● **Given information**:
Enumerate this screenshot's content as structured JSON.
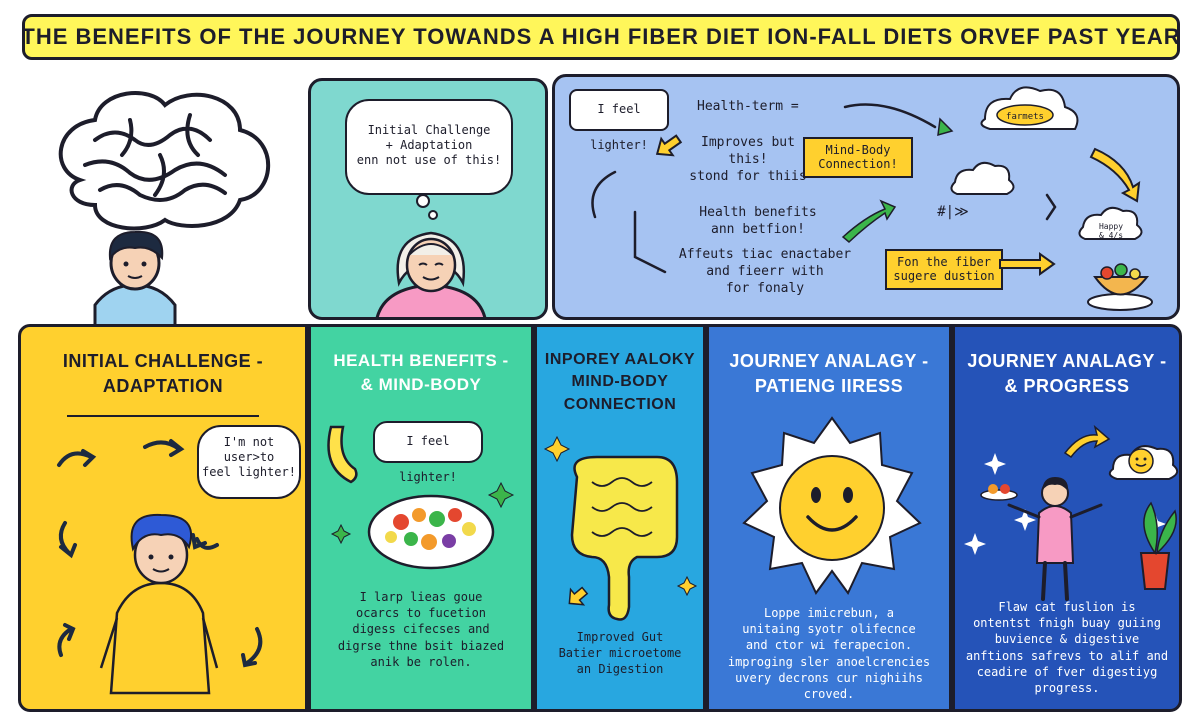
{
  "banner": {
    "title": "THE BENEFITS OF THE JOURNEY TOWANDS A HIGH FIBER DIET ION-FALL DIETS ORVEF PAST YEAR"
  },
  "top": {
    "thought_bubble": {
      "lines": [
        "Initial Challenge",
        "+ Adaptation",
        "enn not use of this!"
      ]
    },
    "mindmap": {
      "bubble": "I feel lighter!",
      "health_term": "Health-term =",
      "improves": [
        "Improves but",
        "this!",
        "stond for thiis"
      ],
      "health_benefits": [
        "Health benefits",
        "ann betfion!"
      ],
      "affects": [
        "Affeuts tiac enactaber",
        "and fieerr with",
        "for fonaly"
      ],
      "mind_body_box": [
        "Mind-Body",
        "Connection!"
      ],
      "fiber_box": [
        "Fon the fiber",
        "sugere dustion"
      ],
      "cloud_label": "farmets",
      "happy_label": [
        "Happy",
        "& 4/s"
      ],
      "hash": "#|≫"
    }
  },
  "columns": [
    {
      "title": [
        "INITIAL CHALLENGE -",
        "ADAPTATION"
      ],
      "bubble": [
        "I'm not",
        "user>to",
        "feel lighter!"
      ],
      "body": []
    },
    {
      "title": [
        "HEALTH BENEFITS -",
        "& MIND-BODY"
      ],
      "bubble": [
        "I feel lighter!"
      ],
      "body": [
        "I larp lieas goue",
        "ocarcs to fucetion",
        "digess cifecses and",
        "digrse thne bsit biazed",
        "anik be rolen."
      ]
    },
    {
      "title": [
        "INPOREY AALOKY",
        "MIND-BODY",
        "CONNECTION"
      ],
      "bubble": [],
      "body": [
        "Improved Gut",
        "Batier microetome",
        "an Digestion"
      ]
    },
    {
      "title": [
        "JOURNEY ANALAGY -",
        "PATIENG IIRESS"
      ],
      "bubble": [],
      "body": [
        "Loppe imicrebun, a",
        "unitaing syotr olifecnce",
        "and ctor wi ferapecion.",
        "improging sler anoelcrencies",
        "uvery decrons cur nighiihs croved."
      ]
    },
    {
      "title": [
        "JOURNEY ANALAGY -",
        "& PROGRESS"
      ],
      "bubble": [],
      "body": [
        "Flaw cat fuslion is",
        "ontentst fnigh buay guiing",
        "buvience & digestive",
        "anftions safrevs to alif and",
        "ceadire of fver digestiyg",
        "progress."
      ]
    }
  ],
  "colors": {
    "banner": "#fff65a",
    "ink": "#1d1d2b",
    "col1": "#ffd02e",
    "col2": "#43d3a2",
    "col3": "#28a7e0",
    "col4": "#3a78d6",
    "col5": "#2553b8",
    "teal_panel": "#7fd8cf",
    "blue_panel": "#a6c3f2"
  }
}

● **Written task**: Omit every image. Quote each record exactly.

● **Response**:
Enumerate this screenshot's content as structured JSON.
{
  "banner": {
    "title": "THE BENEFITS OF THE JOURNEY TOWANDS A HIGH FIBER DIET ION-FALL DIETS ORVEF PAST YEAR"
  },
  "top": {
    "thought_bubble": {
      "lines": [
        "Initial Challenge",
        "+ Adaptation",
        "enn not use of this!"
      ]
    },
    "mindmap": {
      "bubble": "I feel lighter!",
      "health_term": "Health-term =",
      "improves": [
        "Improves but",
        "this!",
        "stond for thiis"
      ],
      "health_benefits": [
        "Health benefits",
        "ann betfion!"
      ],
      "affects": [
        "Affeuts tiac enactaber",
        "and fieerr with",
        "for fonaly"
      ],
      "mind_body_box": [
        "Mind-Body",
        "Connection!"
      ],
      "fiber_box": [
        "Fon the fiber",
        "sugere dustion"
      ],
      "cloud_label": "farmets",
      "happy_label": [
        "Happy",
        "& 4/s"
      ],
      "hash": "#|≫"
    }
  },
  "columns": [
    {
      "title": [
        "INITIAL CHALLENGE -",
        "ADAPTATION"
      ],
      "bubble": [
        "I'm not",
        "user>to",
        "feel lighter!"
      ],
      "body": []
    },
    {
      "title": [
        "HEALTH BENEFITS -",
        "& MIND-BODY"
      ],
      "bubble": [
        "I feel lighter!"
      ],
      "body": [
        "I larp lieas goue",
        "ocarcs to fucetion",
        "digess cifecses and",
        "digrse thne bsit biazed",
        "anik be rolen."
      ]
    },
    {
      "title": [
        "INPOREY AALOKY",
        "MIND-BODY",
        "CONNECTION"
      ],
      "bubble": [],
      "body": [
        "Improved Gut",
        "Batier microetome",
        "an Digestion"
      ]
    },
    {
      "title": [
        "JOURNEY ANALAGY -",
        "PATIENG IIRESS"
      ],
      "bubble": [],
      "body": [
        "Loppe imicrebun, a",
        "unitaing syotr olifecnce",
        "and ctor wi ferapecion.",
        "improging sler anoelcrencies",
        "uvery decrons cur nighiihs croved."
      ]
    },
    {
      "title": [
        "JOURNEY ANALAGY -",
        "& PROGRESS"
      ],
      "bubble": [],
      "body": [
        "Flaw cat fuslion is",
        "ontentst fnigh buay guiing",
        "buvience & digestive",
        "anftions safrevs to alif and",
        "ceadire of fver digestiyg",
        "progress."
      ]
    }
  ],
  "colors": {
    "banner": "#fff65a",
    "ink": "#1d1d2b",
    "col1": "#ffd02e",
    "col2": "#43d3a2",
    "col3": "#28a7e0",
    "col4": "#3a78d6",
    "col5": "#2553b8",
    "teal_panel": "#7fd8cf",
    "blue_panel": "#a6c3f2"
  }
}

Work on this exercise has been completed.